# Material for the task:
# # # # # # #

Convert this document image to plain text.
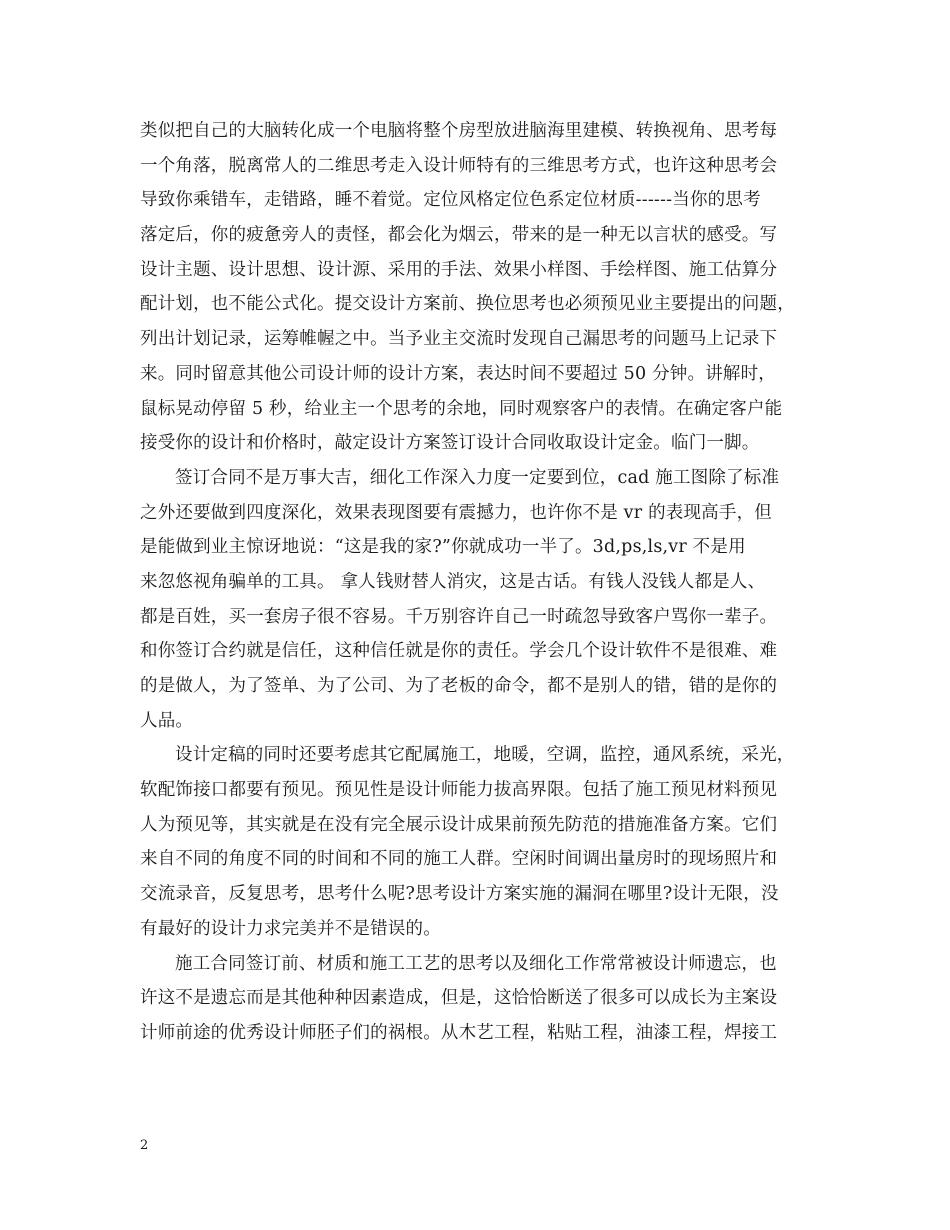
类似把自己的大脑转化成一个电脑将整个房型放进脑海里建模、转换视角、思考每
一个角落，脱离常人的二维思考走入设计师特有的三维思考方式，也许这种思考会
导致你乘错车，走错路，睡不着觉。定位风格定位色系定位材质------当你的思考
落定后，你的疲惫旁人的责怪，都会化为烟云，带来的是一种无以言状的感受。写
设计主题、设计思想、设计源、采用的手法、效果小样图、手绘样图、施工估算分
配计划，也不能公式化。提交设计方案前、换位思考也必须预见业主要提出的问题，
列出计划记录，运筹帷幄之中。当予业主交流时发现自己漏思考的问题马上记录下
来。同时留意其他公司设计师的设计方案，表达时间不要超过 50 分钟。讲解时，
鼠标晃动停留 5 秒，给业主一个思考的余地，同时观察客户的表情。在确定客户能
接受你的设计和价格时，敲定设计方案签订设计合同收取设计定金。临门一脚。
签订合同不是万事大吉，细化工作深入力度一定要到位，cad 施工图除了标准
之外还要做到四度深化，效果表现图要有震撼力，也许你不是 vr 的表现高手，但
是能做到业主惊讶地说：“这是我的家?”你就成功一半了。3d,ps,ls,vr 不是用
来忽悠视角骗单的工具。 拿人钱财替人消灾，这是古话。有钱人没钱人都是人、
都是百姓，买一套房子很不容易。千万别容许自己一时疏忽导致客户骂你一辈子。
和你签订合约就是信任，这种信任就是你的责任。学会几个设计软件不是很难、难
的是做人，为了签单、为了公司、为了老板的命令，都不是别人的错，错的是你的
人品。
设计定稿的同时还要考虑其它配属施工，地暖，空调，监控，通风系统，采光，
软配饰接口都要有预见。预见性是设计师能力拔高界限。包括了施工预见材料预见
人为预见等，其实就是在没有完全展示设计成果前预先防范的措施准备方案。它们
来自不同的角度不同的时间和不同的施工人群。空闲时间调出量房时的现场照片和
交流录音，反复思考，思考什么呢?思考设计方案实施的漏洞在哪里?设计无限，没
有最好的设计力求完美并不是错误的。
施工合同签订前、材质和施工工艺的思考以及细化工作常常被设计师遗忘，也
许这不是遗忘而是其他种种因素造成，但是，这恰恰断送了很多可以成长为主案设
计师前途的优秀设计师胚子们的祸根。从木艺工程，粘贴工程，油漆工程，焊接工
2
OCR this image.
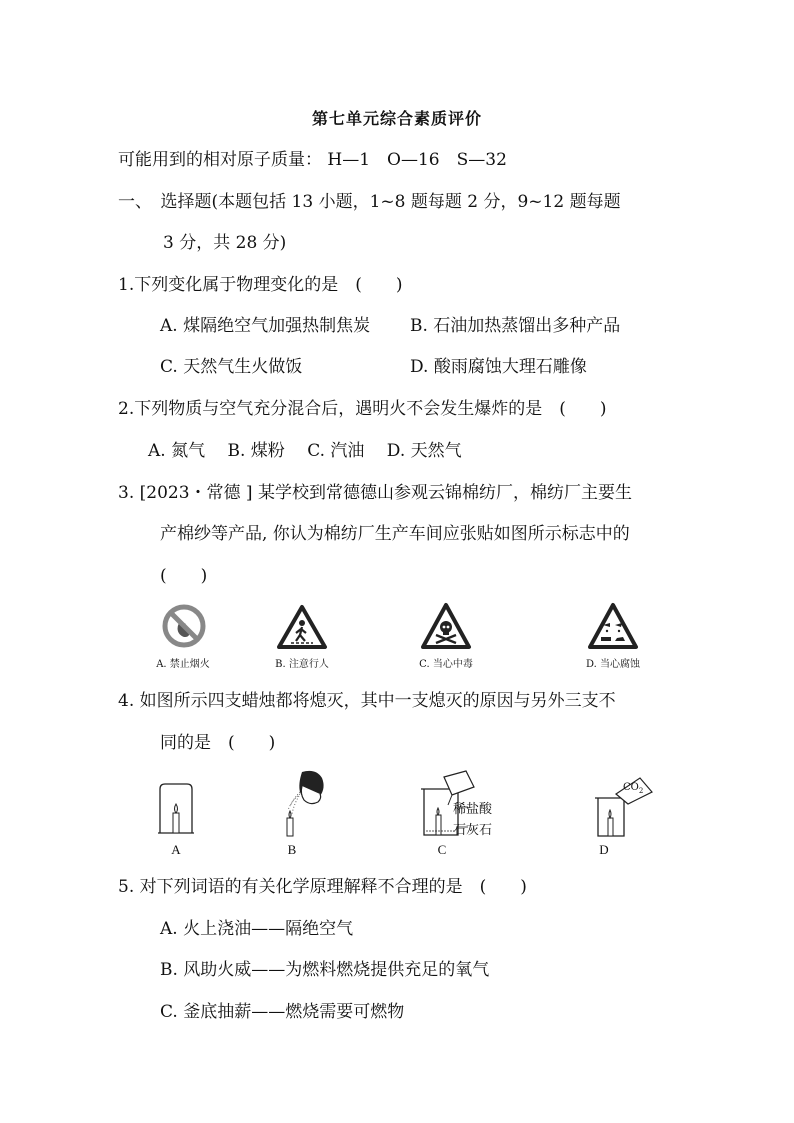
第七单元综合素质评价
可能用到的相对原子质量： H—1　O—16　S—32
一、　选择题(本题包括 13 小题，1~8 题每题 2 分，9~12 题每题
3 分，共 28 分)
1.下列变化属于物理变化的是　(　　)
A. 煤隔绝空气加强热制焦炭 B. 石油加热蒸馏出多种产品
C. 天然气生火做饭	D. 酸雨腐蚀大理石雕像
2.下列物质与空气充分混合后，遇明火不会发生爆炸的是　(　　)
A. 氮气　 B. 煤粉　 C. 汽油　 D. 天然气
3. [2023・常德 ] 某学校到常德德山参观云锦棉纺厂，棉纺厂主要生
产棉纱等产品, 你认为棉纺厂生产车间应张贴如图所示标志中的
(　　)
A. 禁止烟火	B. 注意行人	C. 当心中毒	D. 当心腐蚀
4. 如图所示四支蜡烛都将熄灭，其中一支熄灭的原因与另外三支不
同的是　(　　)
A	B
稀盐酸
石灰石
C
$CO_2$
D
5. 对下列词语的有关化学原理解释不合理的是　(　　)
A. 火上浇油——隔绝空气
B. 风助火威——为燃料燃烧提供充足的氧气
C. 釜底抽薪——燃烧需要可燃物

# # # # # # #

# The problem:
Without the pictures, restate all of the entries above verbatim.

# Solution:
Convert this document image to plain text.
类似把自己的大脑转化成一个电脑将整个房型放进脑海里建模、转换视角、思考每
一个角落，脱离常人的二维思考走入设计师特有的三维思考方式，也许这种思考会
导致你乘错车，走错路，睡不着觉。定位风格定位色系定位材质------当你的思考
落定后，你的疲惫旁人的责怪，都会化为烟云，带来的是一种无以言状的感受。写
设计主题、设计思想、设计源、采用的手法、效果小样图、手绘样图、施工估算分
配计划，也不能公式化。提交设计方案前、换位思考也必须预见业主要提出的问题，
列出计划记录，运筹帷幄之中。当予业主交流时发现自己漏思考的问题马上记录下
来。同时留意其他公司设计师的设计方案，表达时间不要超过 50 分钟。讲解时，
鼠标晃动停留 5 秒，给业主一个思考的余地，同时观察客户的表情。在确定客户能
接受你的设计和价格时，敲定设计方案签订设计合同收取设计定金。临门一脚。
签订合同不是万事大吉，细化工作深入力度一定要到位，cad 施工图除了标准
之外还要做到四度深化，效果表现图要有震撼力，也许你不是 vr 的表现高手，但
是能做到业主惊讶地说：“这是我的家?”你就成功一半了。3d,ps,ls,vr 不是用
来忽悠视角骗单的工具。 拿人钱财替人消灾，这是古话。有钱人没钱人都是人、
都是百姓，买一套房子很不容易。千万别容许自己一时疏忽导致客户骂你一辈子。
和你签订合约就是信任，这种信任就是你的责任。学会几个设计软件不是很难、难
的是做人，为了签单、为了公司、为了老板的命令，都不是别人的错，错的是你的
人品。
设计定稿的同时还要考虑其它配属施工，地暖，空调，监控，通风系统，采光，
软配饰接口都要有预见。预见性是设计师能力拔高界限。包括了施工预见材料预见
人为预见等，其实就是在没有完全展示设计成果前预先防范的措施准备方案。它们
来自不同的角度不同的时间和不同的施工人群。空闲时间调出量房时的现场照片和
交流录音，反复思考，思考什么呢?思考设计方案实施的漏洞在哪里?设计无限，没
有最好的设计力求完美并不是错误的。
施工合同签订前、材质和施工工艺的思考以及细化工作常常被设计师遗忘，也
许这不是遗忘而是其他种种因素造成，但是，这恰恰断送了很多可以成长为主案设
计师前途的优秀设计师胚子们的祸根。从木艺工程，粘贴工程，油漆工程，焊接工
2
OCR this image.
第七单元综合素质评价
可能用到的相对原子质量： H—1　O—16　S—32
一、　选择题(本题包括 13 小题，1~8 题每题 2 分，9~12 题每题
3 分，共 28 分)
1.下列变化属于物理变化的是　(　　)
A. 煤隔绝空气加强热制焦炭 B. 石油加热蒸馏出多种产品
C. 天然气生火做饭	D. 酸雨腐蚀大理石雕像
2.下列物质与空气充分混合后，遇明火不会发生爆炸的是　(　　)
A. 氮气　 B. 煤粉　 C. 汽油　 D. 天然气
3. [2023・常德 ] 某学校到常德德山参观云锦棉纺厂，棉纺厂主要生
产棉纱等产品, 你认为棉纺厂生产车间应张贴如图所示标志中的
(　　)
A. 禁止烟火	B. 注意行人	C. 当心中毒	D. 当心腐蚀
4. 如图所示四支蜡烛都将熄灭，其中一支熄灭的原因与另外三支不
同的是　(　　)
A	B
稀盐酸
石灰石
C
$CO_2$
D
5. 对下列词语的有关化学原理解释不合理的是　(　　)
A. 火上浇油——隔绝空气
B. 风助火威——为燃料燃烧提供充足的氧气
C. 釜底抽薪——燃烧需要可燃物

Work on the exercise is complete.